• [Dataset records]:
------------------------------------------------------------

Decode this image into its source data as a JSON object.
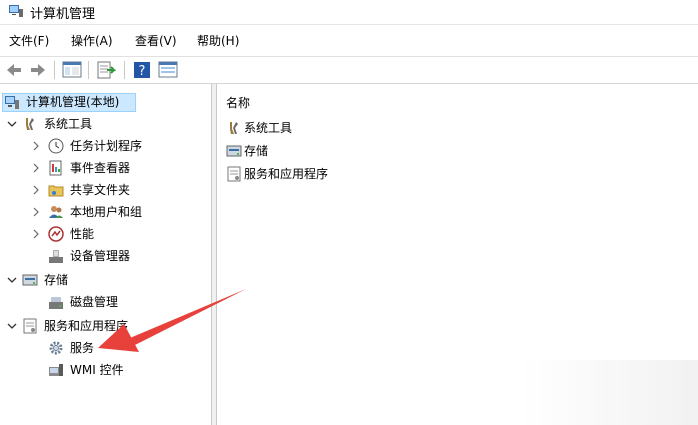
{
  "window": {
    "title": "计算机管理"
  },
  "menu": [
    {
      "label": "文件(F)"
    },
    {
      "label": "操作(A)"
    },
    {
      "label": "查看(V)"
    },
    {
      "label": "帮助(H)"
    }
  ],
  "toolbar": {
    "buttons": [
      "back-icon",
      "forward-icon",
      "show-hide-tree-icon",
      "export-list-icon",
      "help-icon",
      "properties-icon"
    ]
  },
  "tree": {
    "root": "计算机管理(本地)",
    "system_tools": "系统工具",
    "task_scheduler": "任务计划程序",
    "event_viewer": "事件查看器",
    "shared_folders": "共享文件夹",
    "local_users": "本地用户和组",
    "performance": "性能",
    "device_manager": "设备管理器",
    "storage": "存储",
    "disk_management": "磁盘管理",
    "services_apps": "服务和应用程序",
    "services": "服务",
    "wmi": "WMI 控件"
  },
  "list": {
    "column_header": "名称",
    "items": [
      "系统工具",
      "存储",
      "服务和应用程序"
    ]
  },
  "colors": {
    "selection": "#cce8ff",
    "annotation_arrow": "#e8413c"
  }
}
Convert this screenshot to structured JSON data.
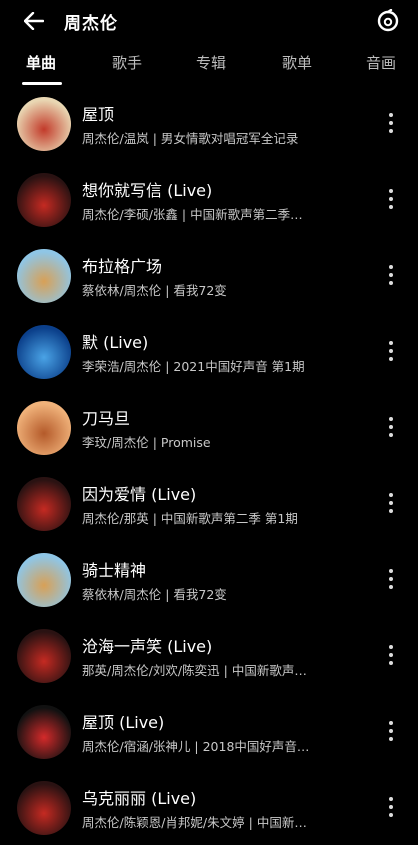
{
  "header": {
    "title": "周杰伦"
  },
  "tabs": [
    {
      "label": "单曲"
    },
    {
      "label": "歌手"
    },
    {
      "label": "专辑"
    },
    {
      "label": "歌单"
    },
    {
      "label": "音画"
    }
  ],
  "songs": [
    {
      "title": "屋顶",
      "artists": "周杰伦/温岚",
      "album": "男女情歌对唱冠军全记录",
      "cover_colors": [
        "#e9d7b3",
        "#c23a2a"
      ]
    },
    {
      "title": "想你就写信 (Live)",
      "artists": "周杰伦/李硕/张鑫",
      "album": "中国新歌声第二季…",
      "cover_colors": [
        "#2a1212",
        "#c52a22"
      ]
    },
    {
      "title": "布拉格广场",
      "artists": "蔡依林/周杰伦",
      "album": "看我72变",
      "cover_colors": [
        "#8fc6e6",
        "#d8a056"
      ]
    },
    {
      "title": "默 (Live)",
      "artists": "李荣浩/周杰伦",
      "album": "2021中国好声音 第1期",
      "cover_colors": [
        "#0b3f8a",
        "#4aa3e6"
      ]
    },
    {
      "title": "刀马旦",
      "artists": "李玟/周杰伦",
      "album": "Promise",
      "cover_colors": [
        "#f0b27a",
        "#b45a2a"
      ]
    },
    {
      "title": "因为爱情 (Live)",
      "artists": "周杰伦/那英",
      "album": "中国新歌声第二季 第1期",
      "cover_colors": [
        "#2a1212",
        "#c52a22"
      ]
    },
    {
      "title": "骑士精神",
      "artists": "蔡依林/周杰伦",
      "album": "看我72变",
      "cover_colors": [
        "#8fc6e6",
        "#d8a056"
      ]
    },
    {
      "title": "沧海一声笑 (Live)",
      "artists": "那英/周杰伦/刘欢/陈奕迅",
      "album": "中国新歌声…",
      "cover_colors": [
        "#2a1212",
        "#c52a22"
      ]
    },
    {
      "title": "屋顶 (Live)",
      "artists": "周杰伦/宿涵/张神儿",
      "album": "2018中国好声音…",
      "cover_colors": [
        "#111111",
        "#d42a2a"
      ]
    },
    {
      "title": "乌克丽丽 (Live)",
      "artists": "周杰伦/陈颖恩/肖邦妮/朱文婷",
      "album": "中国新…",
      "cover_colors": [
        "#2a1212",
        "#c52a22"
      ]
    }
  ]
}
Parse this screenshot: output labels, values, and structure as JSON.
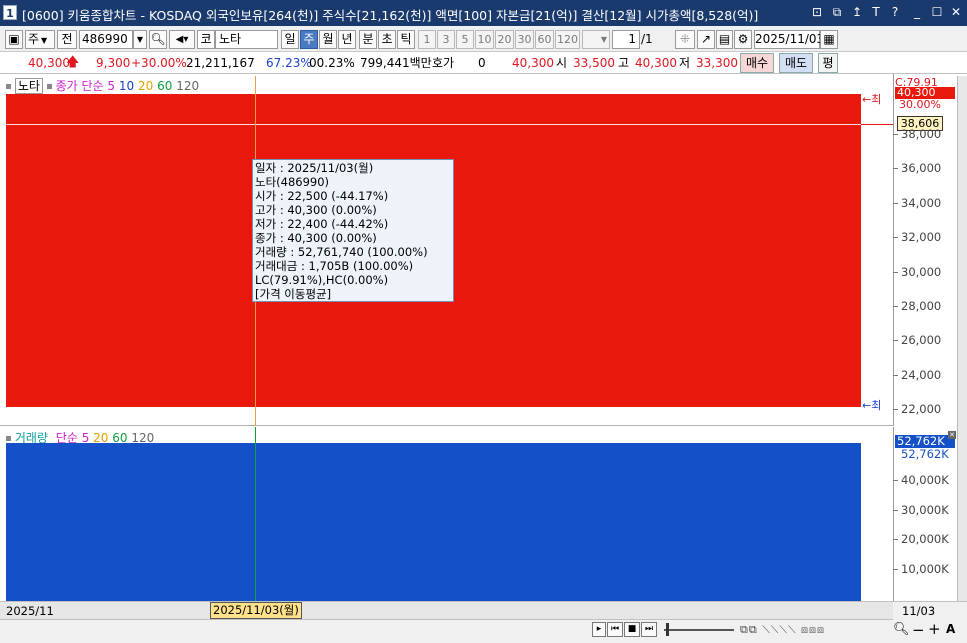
{
  "window": {
    "index_badge": "1",
    "title": "[0600] 키움종합차트 - KOSDAQ 외국인보유[264(천)] 주식수[21,162(천)] 액면[100] 자본금[21(억)] 결산[12월] 시가총액[8,528(억)]",
    "controls": [
      "⊡",
      "⧉",
      "↥",
      "T",
      "?",
      "_",
      "☐",
      "✕"
    ]
  },
  "toolbar": {
    "period_select": "주",
    "all_button": "전",
    "code_value": "486990",
    "market_badge": "코",
    "stock_name": "노타",
    "timeframes": [
      "일",
      "주",
      "월",
      "년",
      "분",
      "초",
      "틱"
    ],
    "active_timeframe": "주",
    "intervals": [
      "1",
      "3",
      "5",
      "10",
      "20",
      "30",
      "60",
      "120"
    ],
    "page_value": "1",
    "page_total": "/1",
    "date_value": "2025/11/03"
  },
  "quote": {
    "price": "40,300",
    "change": "9,300",
    "change_pct": "+30.00%",
    "volume": "21,211,167",
    "ratio1": "67.23%",
    "ratio2": "00.23%",
    "amount": "799,441백만",
    "hoga_label": "호가",
    "hoga_value": "0",
    "hoga_price": "40,300",
    "open_label": "시",
    "open_value": "33,500",
    "high_label": "고",
    "high_value": "40,300",
    "low_label": "저",
    "low_value": "33,300",
    "buy_button": "매수",
    "sell_button": "매도",
    "eval_button": "평"
  },
  "price_panel": {
    "legend_name": "노타",
    "legend_indicator": "종가 단순",
    "ma_periods": [
      "5",
      "10",
      "20",
      "60",
      "120"
    ],
    "ma_colors": [
      "#d01fd0",
      "#1b3fd0",
      "#e0a000",
      "#10a040",
      "#666666"
    ],
    "high_marker": "←최",
    "low_marker": "←최",
    "axis_badge_top": "C:79.91",
    "axis_badge_price": "40,300",
    "axis_badge_pct": "30.00%",
    "axis_badge_cursor": "38,606",
    "axis_ticks": [
      "38,000",
      "36,000",
      "34,000",
      "32,000",
      "30,000",
      "28,000",
      "26,000",
      "24,000",
      "22,000"
    ],
    "candle_color": "#e8180c"
  },
  "volume_panel": {
    "legend_name": "거래량",
    "legend_indicator": "단순",
    "ma_periods": [
      "5",
      "20",
      "60",
      "120"
    ],
    "ma_colors": [
      "#d01fd0",
      "#e0a000",
      "#10a040",
      "#666666"
    ],
    "axis_badge_value": "52,762K",
    "axis_badge_value2": "52,762K",
    "axis_ticks": [
      "40,000K",
      "30,000K",
      "20,000K",
      "10,000K"
    ],
    "bar_color": "#1450c8"
  },
  "tooltip": {
    "lines": [
      "일자      : 2025/11/03(월)",
      "노타(486990)",
      " 시가     : 22,500 (-44.17%)",
      " 고가     : 40,300 (0.00%)",
      " 저가     : 22,400 (-44.42%)",
      " 종가     : 40,300 (0.00%)",
      " 거래량   : 52,761,740 (100.00%)",
      " 거래대금 : 1,705B (100.00%)",
      " LC(79.91%),HC(0.00%)",
      "[가격 이동평균]"
    ]
  },
  "footer": {
    "left_date": "2025/11",
    "cursor_date": "2025/11/03(월)",
    "right_date": "11/03",
    "nav_buttons": [
      "▸",
      "⏮",
      "■",
      "⏭"
    ]
  }
}
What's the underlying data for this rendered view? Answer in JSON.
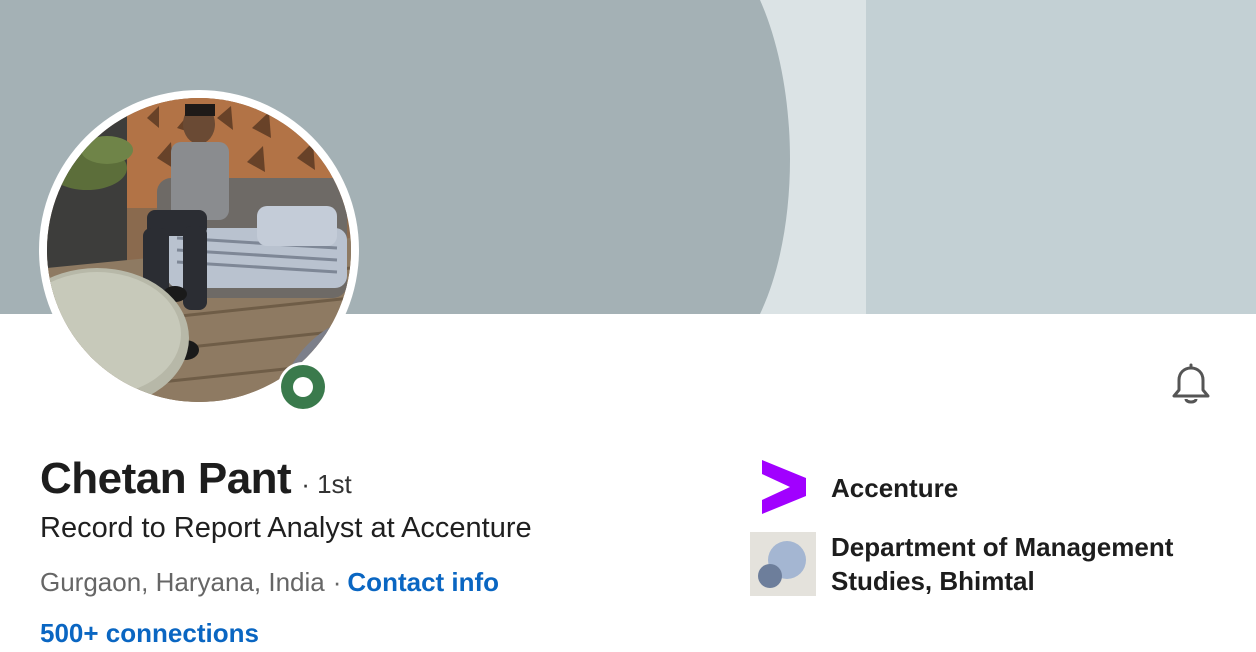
{
  "profile": {
    "name": "Chetan Pant",
    "degree": "· 1st",
    "headline": "Record to Report Analyst at Accenture",
    "location": "Gurgaon, Haryana, India",
    "separator": "·",
    "contact_link": "Contact info",
    "connections": "500+ connections",
    "online_status_color": "#3a7a4c"
  },
  "organizations": {
    "company": {
      "name": "Accenture",
      "logo_icon": "accenture-logo",
      "logo_color": "#a100ff"
    },
    "school": {
      "name": "Department of Management Studies, Bhimtal",
      "logo_icon": "school-logo"
    }
  },
  "actions": {
    "notify_icon": "bell-icon"
  },
  "colors": {
    "link": "#0a66c2",
    "banner": "#a4b1b5"
  }
}
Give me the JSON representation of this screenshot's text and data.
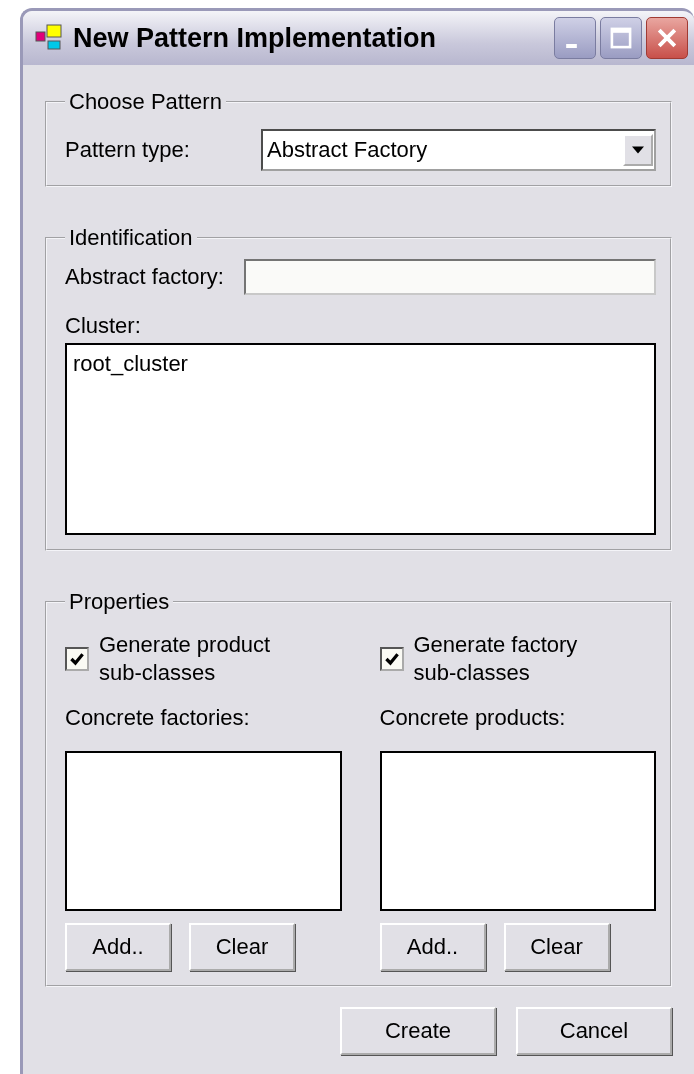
{
  "window": {
    "title": "New Pattern Implementation"
  },
  "choose_pattern": {
    "legend": "Choose Pattern",
    "label": "Pattern type:",
    "value": "Abstract Factory"
  },
  "identification": {
    "legend": "Identification",
    "abstract_factory_label": "Abstract factory:",
    "cluster_label": "Cluster:",
    "cluster_items": [
      "root_cluster"
    ]
  },
  "properties": {
    "legend": "Properties",
    "columns": [
      {
        "checkbox_label": "Generate product sub-classes",
        "checked": true,
        "list_label": "Concrete factories:",
        "buttons": [
          "Add..",
          "Clear"
        ]
      },
      {
        "checkbox_label": "Generate factory sub-classes",
        "checked": true,
        "list_label": "Concrete products:",
        "buttons": [
          "Add..",
          "Clear"
        ]
      }
    ]
  },
  "buttons": [
    "Create",
    "Cancel"
  ]
}
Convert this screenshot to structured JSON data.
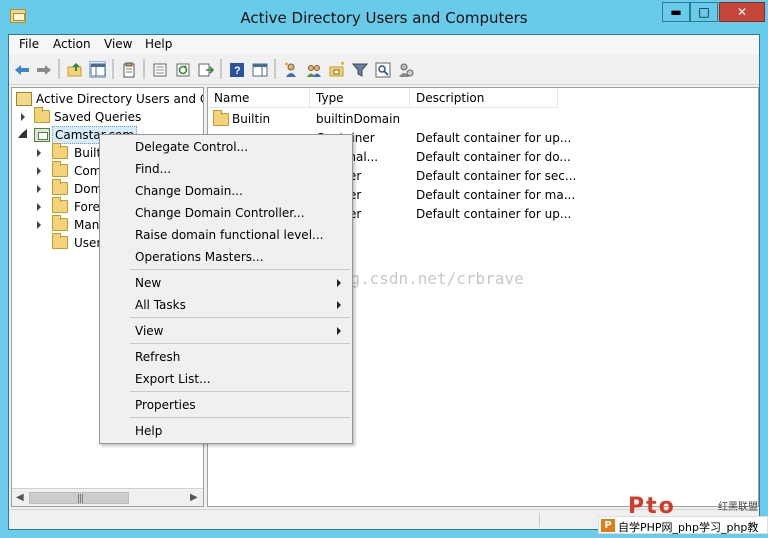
{
  "window": {
    "title": "Active Directory Users and Computers",
    "min_glyph": "▬",
    "max_glyph": "□",
    "close_glyph": "✕"
  },
  "menubar": [
    "File",
    "Action",
    "View",
    "Help"
  ],
  "toolbar": {
    "icons": [
      "back-icon",
      "forward-icon",
      "up-icon",
      "show-tree-icon",
      "properties-icon",
      "export-list-icon",
      "refresh-icon",
      "export-icon",
      "help-icon",
      "show-action-pane-icon",
      "new-user-icon",
      "new-group-icon",
      "new-ou-icon",
      "filter-icon",
      "find-icon",
      "delegate-icon"
    ]
  },
  "tree": {
    "root": "Active Directory Users and Com",
    "saved_queries": "Saved Queries",
    "domain": "Camstar.com",
    "children": [
      "Builti",
      "Com",
      "Doma",
      "Forei",
      "Mana",
      "Users"
    ]
  },
  "list": {
    "columns": [
      "Name",
      "Type",
      "Description"
    ],
    "rows": [
      {
        "name": "Builtin",
        "type": "builtinDomain",
        "description": ""
      },
      {
        "name": "",
        "type": "Container",
        "description": "Default container for up..."
      },
      {
        "name": "",
        "type": "izational...",
        "description": "Default container for do..."
      },
      {
        "name": "",
        "type": "iner",
        "description": "Default container for sec..."
      },
      {
        "name": "",
        "type": "iner",
        "description": "Default container for ma..."
      },
      {
        "name": "",
        "type": "iner",
        "description": "Default container for up..."
      }
    ]
  },
  "context_menu": {
    "items": [
      "Delegate Control...",
      "Find...",
      "Change Domain...",
      "Change Domain Controller...",
      "Raise domain functional level...",
      "Operations Masters...",
      "New",
      "All Tasks",
      "View",
      "Refresh",
      "Export List...",
      "Properties",
      "Help"
    ]
  },
  "watermark": "http://blog.csdn.net/crbrave",
  "branding": {
    "logo_text": "Pto",
    "tag": "红黑联盟",
    "bar_icon": "P",
    "bar_text": "自学PHP网_php学习_php教"
  }
}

------------------------------------------------------------

• [TASK]:
Each line that holds the string "Abstract" counts once; give the total and nothing else.

• [SOLUTION]:
2